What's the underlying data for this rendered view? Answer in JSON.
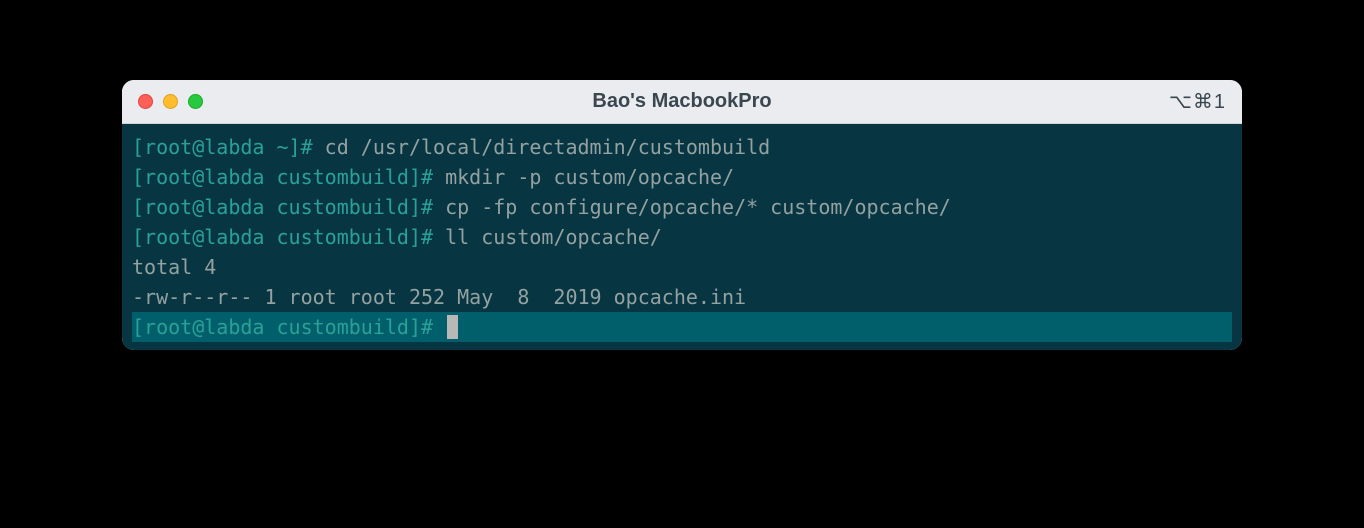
{
  "titlebar": {
    "title": "Bao's MacbookPro",
    "shortcut": "⌥⌘1"
  },
  "lines": [
    {
      "prompt": "[root@labda ~]# ",
      "cmd": "cd /usr/local/directadmin/custombuild"
    },
    {
      "prompt": "[root@labda custombuild]# ",
      "cmd": "mkdir -p custom/opcache/"
    },
    {
      "prompt": "[root@labda custombuild]# ",
      "cmd": "cp -fp configure/opcache/* custom/opcache/"
    },
    {
      "prompt": "[root@labda custombuild]# ",
      "cmd": "ll custom/opcache/"
    }
  ],
  "output": [
    "total 4",
    "-rw-r--r-- 1 root root 252 May  8  2019 opcache.ini"
  ],
  "active_prompt": "[root@labda custombuild]# "
}
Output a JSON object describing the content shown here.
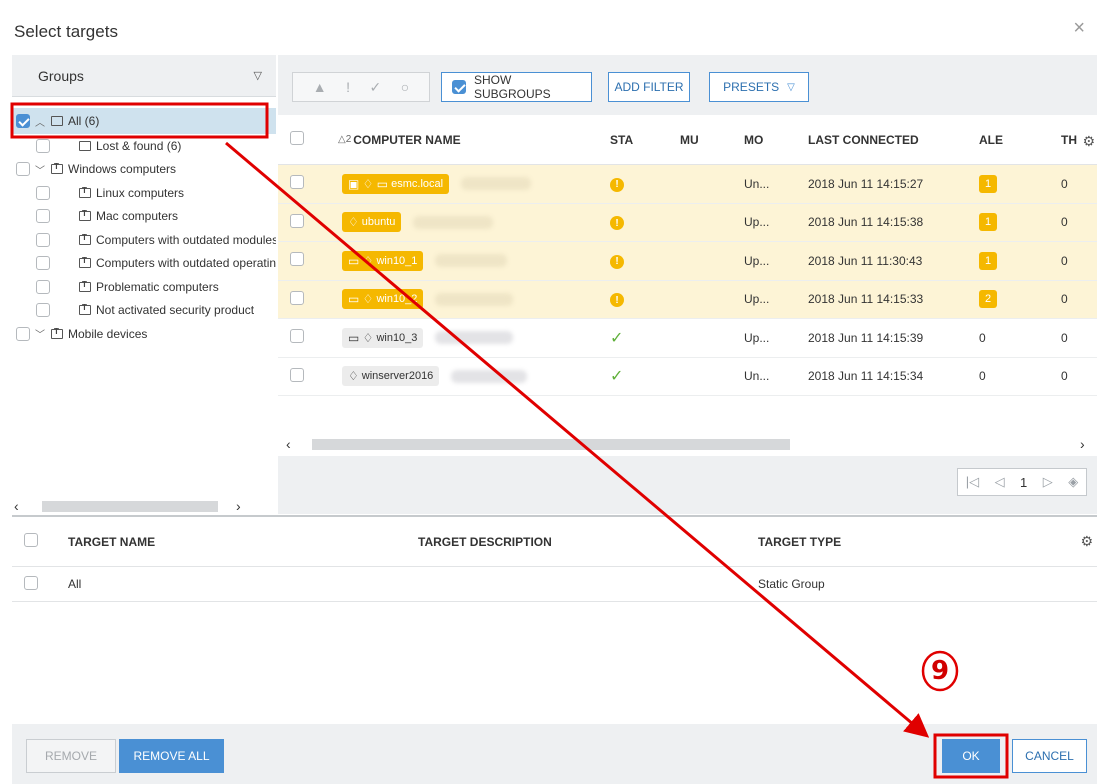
{
  "dialog": {
    "title": "Select targets",
    "close_glyph": "×"
  },
  "groups": {
    "header": "Groups",
    "tree": [
      {
        "label": "All (6)",
        "checked": true,
        "expander": "^",
        "kind": "static",
        "indent": 0,
        "selected": true
      },
      {
        "label": "Lost & found (6)",
        "checked": false,
        "expander": "",
        "kind": "static",
        "indent": 1
      },
      {
        "label": "Windows computers",
        "checked": false,
        "expander": "v",
        "kind": "dynamic",
        "indent": 0
      },
      {
        "label": "Linux computers",
        "checked": false,
        "expander": "",
        "kind": "dynamic",
        "indent": 1
      },
      {
        "label": "Mac computers",
        "checked": false,
        "expander": "",
        "kind": "dynamic",
        "indent": 1
      },
      {
        "label": "Computers with outdated modules",
        "checked": false,
        "expander": "",
        "kind": "dynamic",
        "indent": 1
      },
      {
        "label": "Computers with outdated operating system",
        "checked": false,
        "expander": "",
        "kind": "dynamic",
        "indent": 1
      },
      {
        "label": "Problematic computers",
        "checked": false,
        "expander": "",
        "kind": "dynamic",
        "indent": 1
      },
      {
        "label": "Not activated security product",
        "checked": false,
        "expander": "",
        "kind": "dynamic",
        "indent": 1
      },
      {
        "label": "Mobile devices",
        "checked": false,
        "expander": "v",
        "kind": "dynamic",
        "indent": 0
      }
    ]
  },
  "toolbar": {
    "status_icons": [
      "▲",
      "!",
      "✓",
      "○"
    ],
    "show_subgroups_label": "SHOW SUBGROUPS",
    "add_filter_label": "ADD FILTER",
    "presets_label": "PRESETS"
  },
  "computers": {
    "columns": {
      "sort_indicator": "△2",
      "name": "COMPUTER NAME",
      "status": "STA",
      "muted": "MU",
      "modules": "MO",
      "last_connected": "LAST CONNECTED",
      "alerts": "ALE",
      "threats": "TH"
    },
    "rows": [
      {
        "name": "esmc.local",
        "icons": "▣ ♢ ▭",
        "highlight": true,
        "status": "warn",
        "mo": "Un...",
        "last": "2018 Jun 11 14:15:27",
        "alerts": "1",
        "threats": "0"
      },
      {
        "name": "ubuntu",
        "icons": "♢",
        "highlight": true,
        "status": "warn",
        "mo": "Up...",
        "last": "2018 Jun 11 14:15:38",
        "alerts": "1",
        "threats": "0"
      },
      {
        "name": "win10_1",
        "icons": "▭ ♢",
        "highlight": true,
        "status": "warn",
        "mo": "Up...",
        "last": "2018 Jun 11 11:30:43",
        "alerts": "1",
        "threats": "0"
      },
      {
        "name": "win10_2",
        "icons": "▭ ♢",
        "highlight": true,
        "status": "warn",
        "mo": "Up...",
        "last": "2018 Jun 11 14:15:33",
        "alerts": "2",
        "threats": "0"
      },
      {
        "name": "win10_3",
        "icons": "▭ ♢",
        "highlight": false,
        "status": "ok",
        "mo": "Up...",
        "last": "2018 Jun 11 14:15:39",
        "alerts": "0",
        "threats": "0"
      },
      {
        "name": "winserver2016",
        "icons": "♢",
        "highlight": false,
        "status": "ok",
        "mo": "Un...",
        "last": "2018 Jun 11 14:15:34",
        "alerts": "0",
        "threats": "0"
      }
    ]
  },
  "pager": {
    "page": "1"
  },
  "targets": {
    "columns": {
      "name": "TARGET NAME",
      "description": "TARGET DESCRIPTION",
      "type": "TARGET TYPE"
    },
    "rows": [
      {
        "name": "All",
        "description": "",
        "type": "Static Group"
      }
    ]
  },
  "footer": {
    "remove_label": "REMOVE",
    "remove_all_label": "REMOVE ALL",
    "ok_label": "OK",
    "cancel_label": "CANCEL"
  },
  "annotation": {
    "step_label": "9",
    "color": "#e00000"
  },
  "colors": {
    "accent": "#4a90d4",
    "warning": "#f5b800",
    "ok": "#5fb03a",
    "selected_row": "#cfe2ee"
  }
}
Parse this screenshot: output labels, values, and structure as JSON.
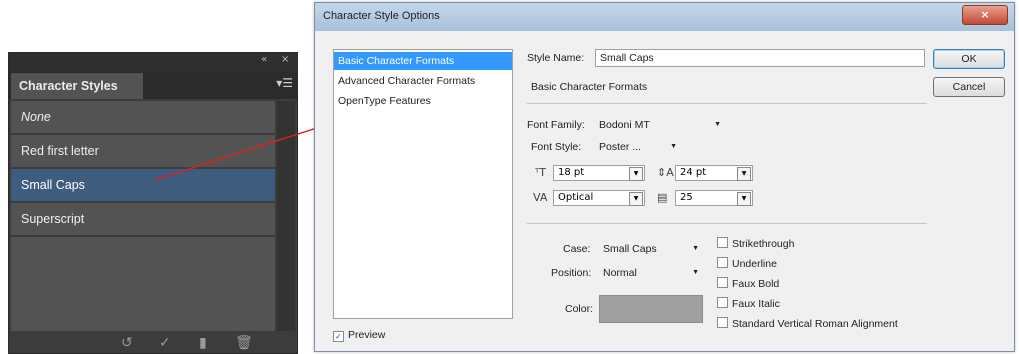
{
  "panel": {
    "collapse_glyph": "«",
    "close_glyph": "×",
    "tab_label": "Character Styles",
    "menu_glyph": "▾☰",
    "items": [
      {
        "label": "None"
      },
      {
        "label": "Red first letter"
      },
      {
        "label": "Small Caps"
      },
      {
        "label": "Superscript"
      }
    ],
    "selected_index": 2,
    "selected_color": "#3e5c7d",
    "bottom_icons": [
      "clear-overrides-icon",
      "redefine-style-icon",
      "new-style-icon",
      "delete-style-icon"
    ]
  },
  "annotation_color": "#e02020",
  "dialog": {
    "title": "Character Style Options",
    "close_glyph": "×",
    "categories": [
      "Basic Character Formats",
      "Advanced Character Formats",
      "OpenType Features"
    ],
    "selected_category": 0,
    "style_name_label": "Style Name:",
    "style_name_value": "Small Caps",
    "section_title": "Basic Character Formats",
    "font_family_label": "Font Family:",
    "font_family_value": "Bodoni MT",
    "font_style_label": "Font Style:",
    "font_style_value": "Poster ...",
    "font_size_value": "18 pt",
    "leading_value": "24 pt",
    "kerning_value": "Optical",
    "tracking_value": "25",
    "case_label": "Case:",
    "case_value": "Small Caps",
    "position_label": "Position:",
    "position_value": "Normal",
    "color_label": "Color:",
    "checkboxes": [
      "Strikethrough",
      "Underline",
      "Faux Bold",
      "Faux Italic",
      "Standard Vertical Roman Alignment"
    ],
    "preview_label": "Preview",
    "preview_checked": true,
    "ok_label": "OK",
    "cancel_label": "Cancel"
  }
}
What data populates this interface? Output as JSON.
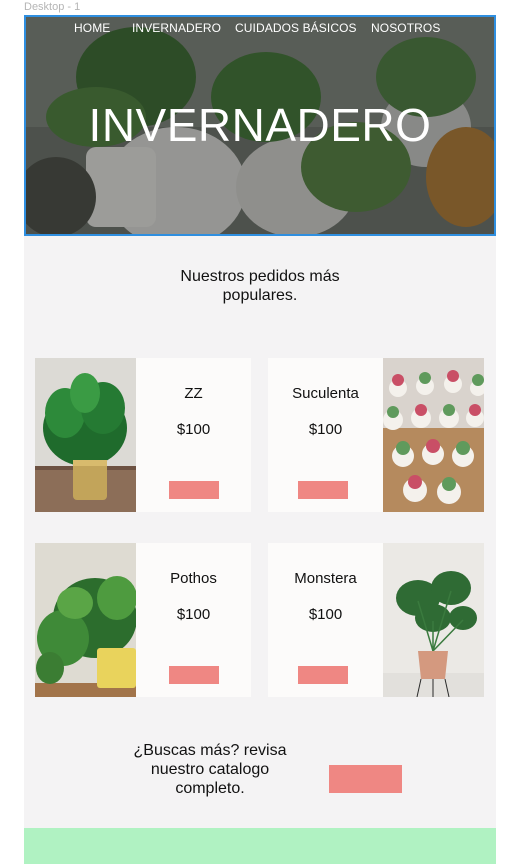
{
  "frame": {
    "label": "Desktop - 1"
  },
  "nav": {
    "items": [
      "HOME",
      "INVERNADERO",
      "CUIDADOS BÁSICOS",
      "NOSOTROS"
    ]
  },
  "hero": {
    "title": "INVERNADERO"
  },
  "popular": {
    "title": "Nuestros pedidos más populares.",
    "products": [
      {
        "name": "ZZ",
        "price": "$100",
        "image": "zz-plant-photo"
      },
      {
        "name": "Suculenta",
        "price": "$100",
        "image": "succulents-photo"
      },
      {
        "name": "Pothos",
        "price": "$100",
        "image": "pothos-photo"
      },
      {
        "name": "Monstera",
        "price": "$100",
        "image": "monstera-photo"
      }
    ]
  },
  "catalog": {
    "text": "¿Buscas más? revisa nuestro catalogo completo."
  },
  "colors": {
    "accent_button": "#ef8783",
    "footer": "#b0f2c2",
    "background": "#f4f3f4",
    "card": "#fcfbfa",
    "selection_border": "#2f8fe0"
  }
}
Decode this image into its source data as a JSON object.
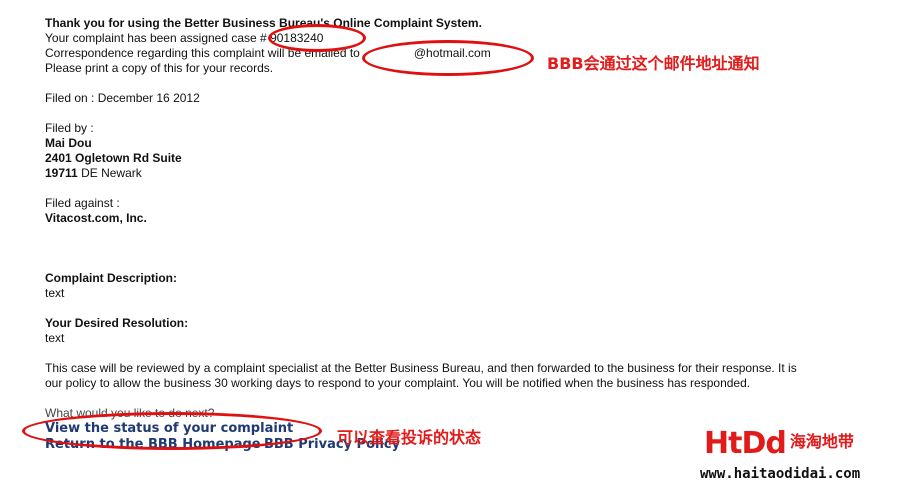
{
  "header": {
    "thanks": "Thank you for using the Better Business Bureau's Online Complaint System.",
    "assigned_prefix": "Your complaint has been assigned case #",
    "case_number": "90183240",
    "correspondence_prefix": "Correspondence regarding this complaint will be emailed to",
    "email_visible": "@hotmail.com",
    "print_note": "Please print a copy of this for your records."
  },
  "filed_on": "Filed on : December 16 2012",
  "filed_by": {
    "label": "Filed by :",
    "name": "Mai Dou",
    "address1": "2401 Ogletown Rd Suite",
    "zip": "19711",
    "city_state": "DE Newark"
  },
  "filed_against": {
    "label": "Filed against :",
    "company": "Vitacost.com, Inc."
  },
  "complaint": {
    "label": "Complaint Description:",
    "text": "text"
  },
  "resolution": {
    "label": "Your Desired Resolution:",
    "text": "text"
  },
  "review_paragraph": "This case will be reviewed by a complaint specialist at the Better Business Bureau, and then forwarded to the business for their response. It is our policy to allow the business 30 working days to respond to your complaint. You will be notified when the business has responded.",
  "next": {
    "question": "What would you like to do next?",
    "view_status": "View the status of your complaint",
    "return_home": "Return to the BBB Homepage",
    "privacy": "BBB Privacy Policy"
  },
  "annotations": {
    "email_note": "BBB会通过这个邮件地址通知",
    "status_note": "可以查看投诉的状态"
  },
  "watermark": {
    "brand": "HtDd",
    "brand_cn": "海淘地带",
    "url": "www.haitaodidai.com"
  },
  "colors": {
    "annotation_red": "#e31b1b",
    "link_blue": "#1f3a73"
  }
}
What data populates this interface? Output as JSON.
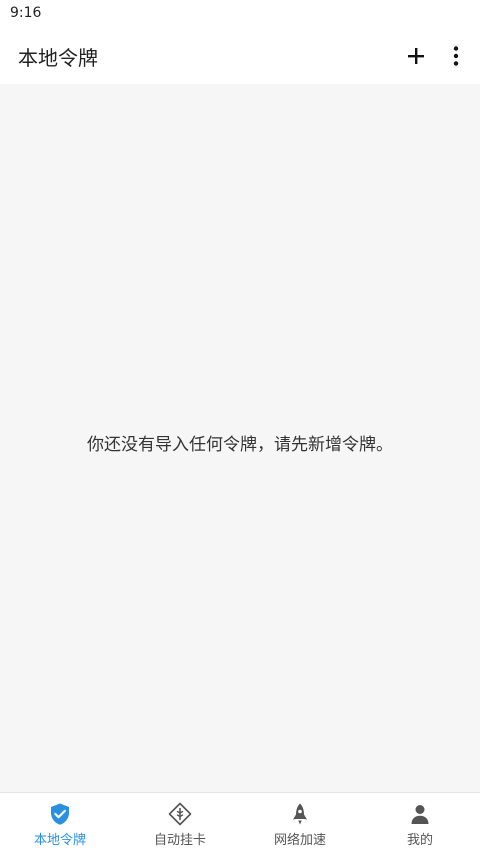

- THE REQUEST: Copy all lines from the entries that contain the word "What".

- EXERCISE ANSWER:
What's the underlying data for this rendered view? Answer in JSON.
What data populates this interface? Output as JSON.
    "question": "What would you like to do next?",
What data populates this interface? Output as JSON.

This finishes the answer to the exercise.